REQUIREMENTS: Rewrite the rows from the line with "Point <box>16 514 36 523</box>" to the line with "Point <box>681 568 701 573</box>", changing "Point" to "Marker" and leaving everything else unchanged.

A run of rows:

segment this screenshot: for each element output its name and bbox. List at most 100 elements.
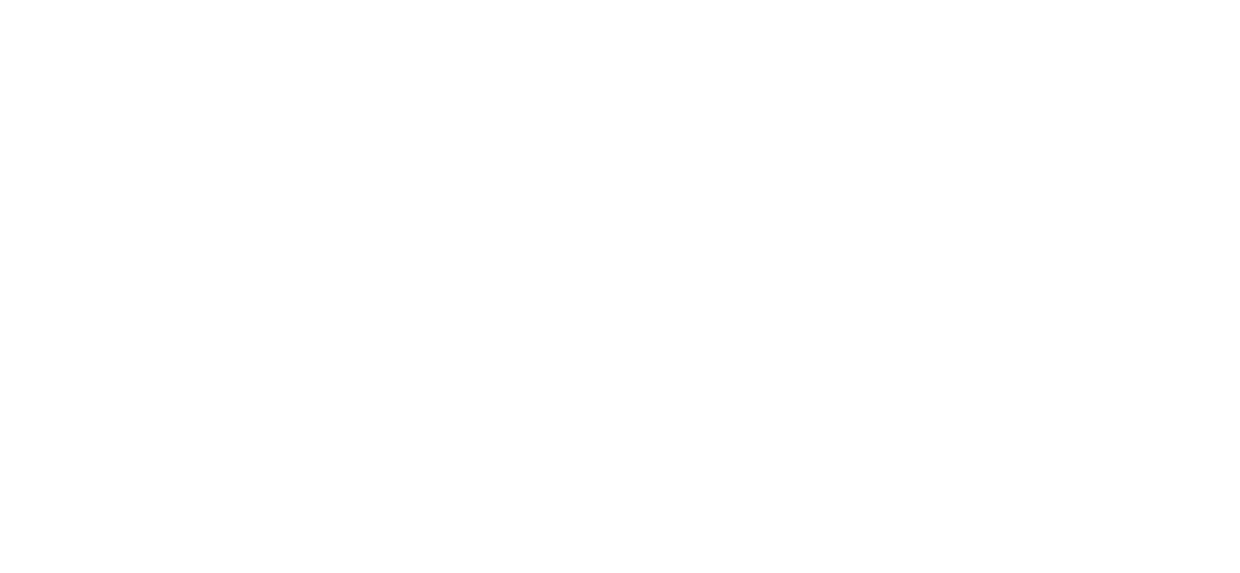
Point <box>16 514 36 523</box>
Point <box>1215 333 1235 342</box>
Point <box>205 556 224 566</box>
Point <box>718 393 738 402</box>
Point <box>1194 419 1214 428</box>
Point <box>1019 498 1039 507</box>
Point <box>10 511 30 520</box>
Point <box>954 502 973 511</box>
Point <box>432 488 451 497</box>
Point <box>954 452 973 461</box>
Point <box>1089 444 1109 453</box>
Point <box>734 435 754 445</box>
Point <box>1145 502 1164 511</box>
Point <box>673 453 693 462</box>
Point <box>1194 530 1214 539</box>
Point <box>1133 477 1153 486</box>
Point <box>2 513 22 522</box>
Point <box>539 480 559 489</box>
Point <box>667 423 687 432</box>
Point <box>87 485 107 494</box>
Point <box>653 513 673 522</box>
Point <box>826 476 846 485</box>
Point <box>71 497 91 507</box>
Point <box>1205 537 1225 547</box>
Point <box>16 540 36 549</box>
Point <box>1083 506 1102 515</box>
Point <box>660 478 680 487</box>
Point <box>1174 522 1194 531</box>
Point <box>187 516 207 525</box>
Point <box>965 449 985 458</box>
Point <box>1141 497 1161 507</box>
Point <box>1188 422 1208 431</box>
Point <box>658 505 678 514</box>
Point <box>371 451 391 460</box>
Point <box>436 534 456 543</box>
Point <box>790 452 810 461</box>
Point <box>193 521 213 530</box>
Point <box>81 488 100 497</box>
Point <box>1128 529 1148 539</box>
Point <box>652 501 672 510</box>
Point <box>888 517 908 526</box>
Point <box>737 520 756 529</box>
Point <box>1068 492 1087 501</box>
Point <box>1148 511 1168 520</box>
Point <box>701 493 720 503</box>
Point <box>465 515 485 524</box>
Point <box>428 487 448 496</box>
Point <box>1185 461 1205 470</box>
Point <box>894 524 914 533</box>
Point <box>1097 438 1117 447</box>
Point <box>616 535 636 544</box>
Point <box>1030 390 1050 399</box>
Point <box>1172 447 1192 456</box>
Point <box>996 563 1016 572</box>
Point <box>875 378 895 387</box>
Point <box>1173 465 1193 474</box>
Point <box>1004 499 1024 508</box>
Point <box>883 521 903 530</box>
Point <box>322 543 342 552</box>
Point <box>681 568 701 573</box>
Point <box>1080 512 1100 521</box>
Point <box>877 533 897 542</box>
Point <box>1195 406 1215 415</box>
Point <box>732 553 751 562</box>
Point <box>12 505 32 515</box>
Point <box>0 492 10 501</box>
Point <box>672 457 692 466</box>
Point <box>1122 521 1142 531</box>
Point <box>661 517 681 526</box>
Point <box>476 511 496 520</box>
Point <box>1145 499 1164 508</box>
Point <box>283 503 303 512</box>
Point <box>1167 436 1187 445</box>
Point <box>975 485 994 494</box>
Point <box>884 520 904 529</box>
Point <box>56 500 76 509</box>
Point <box>64 513 84 523</box>
Point <box>987 529 1007 538</box>
Point <box>818 533 838 543</box>
Point <box>758 425 777 434</box>
Point <box>650 503 670 512</box>
Point <box>1102 433 1122 442</box>
Point <box>1123 422 1143 431</box>
Point <box>863 500 883 509</box>
Point <box>138 528 157 537</box>
Point <box>673 454 693 463</box>
Point <box>94 516 114 525</box>
Point <box>46 496 66 505</box>
Point <box>1197 430 1216 439</box>
Point <box>48 522 68 531</box>
Point <box>1120 535 1140 544</box>
Point <box>895 541 915 550</box>
Point <box>1178 511 1198 520</box>
Point <box>582 559 601 568</box>
Point <box>79 461 99 470</box>
Point <box>751 543 771 552</box>
Point <box>439 528 459 537</box>
Point <box>52 500 72 509</box>
Point <box>653 504 673 513</box>
Point <box>753 541 773 550</box>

IN RESPONSE:
Marker <box>16 514 36 523</box>
Marker <box>1215 333 1235 342</box>
Marker <box>205 556 224 566</box>
Marker <box>718 393 738 402</box>
Marker <box>1194 419 1214 428</box>
Marker <box>1019 498 1039 507</box>
Marker <box>10 511 30 520</box>
Marker <box>954 502 973 511</box>
Marker <box>432 488 451 497</box>
Marker <box>954 452 973 461</box>
Marker <box>1089 444 1109 453</box>
Marker <box>734 435 754 445</box>
Marker <box>1145 502 1164 511</box>
Marker <box>673 453 693 462</box>
Marker <box>1194 530 1214 539</box>
Marker <box>1133 477 1153 486</box>
Marker <box>2 513 22 522</box>
Marker <box>539 480 559 489</box>
Marker <box>667 423 687 432</box>
Marker <box>87 485 107 494</box>
Marker <box>653 513 673 522</box>
Marker <box>826 476 846 485</box>
Marker <box>71 497 91 507</box>
Marker <box>1205 537 1225 547</box>
Marker <box>16 540 36 549</box>
Marker <box>1083 506 1102 515</box>
Marker <box>660 478 680 487</box>
Marker <box>1174 522 1194 531</box>
Marker <box>187 516 207 525</box>
Marker <box>965 449 985 458</box>
Marker <box>1141 497 1161 507</box>
Marker <box>1188 422 1208 431</box>
Marker <box>658 505 678 514</box>
Marker <box>371 451 391 460</box>
Marker <box>436 534 456 543</box>
Marker <box>790 452 810 461</box>
Marker <box>193 521 213 530</box>
Marker <box>81 488 100 497</box>
Marker <box>1128 529 1148 539</box>
Marker <box>652 501 672 510</box>
Marker <box>888 517 908 526</box>
Marker <box>737 520 756 529</box>
Marker <box>1068 492 1087 501</box>
Marker <box>1148 511 1168 520</box>
Marker <box>701 493 720 503</box>
Marker <box>465 515 485 524</box>
Marker <box>428 487 448 496</box>
Marker <box>1185 461 1205 470</box>
Marker <box>894 524 914 533</box>
Marker <box>1097 438 1117 447</box>
Marker <box>616 535 636 544</box>
Marker <box>1030 390 1050 399</box>
Marker <box>1172 447 1192 456</box>
Marker <box>996 563 1016 572</box>
Marker <box>875 378 895 387</box>
Marker <box>1173 465 1193 474</box>
Marker <box>1004 499 1024 508</box>
Marker <box>883 521 903 530</box>
Marker <box>322 543 342 552</box>
Marker <box>681 568 701 573</box>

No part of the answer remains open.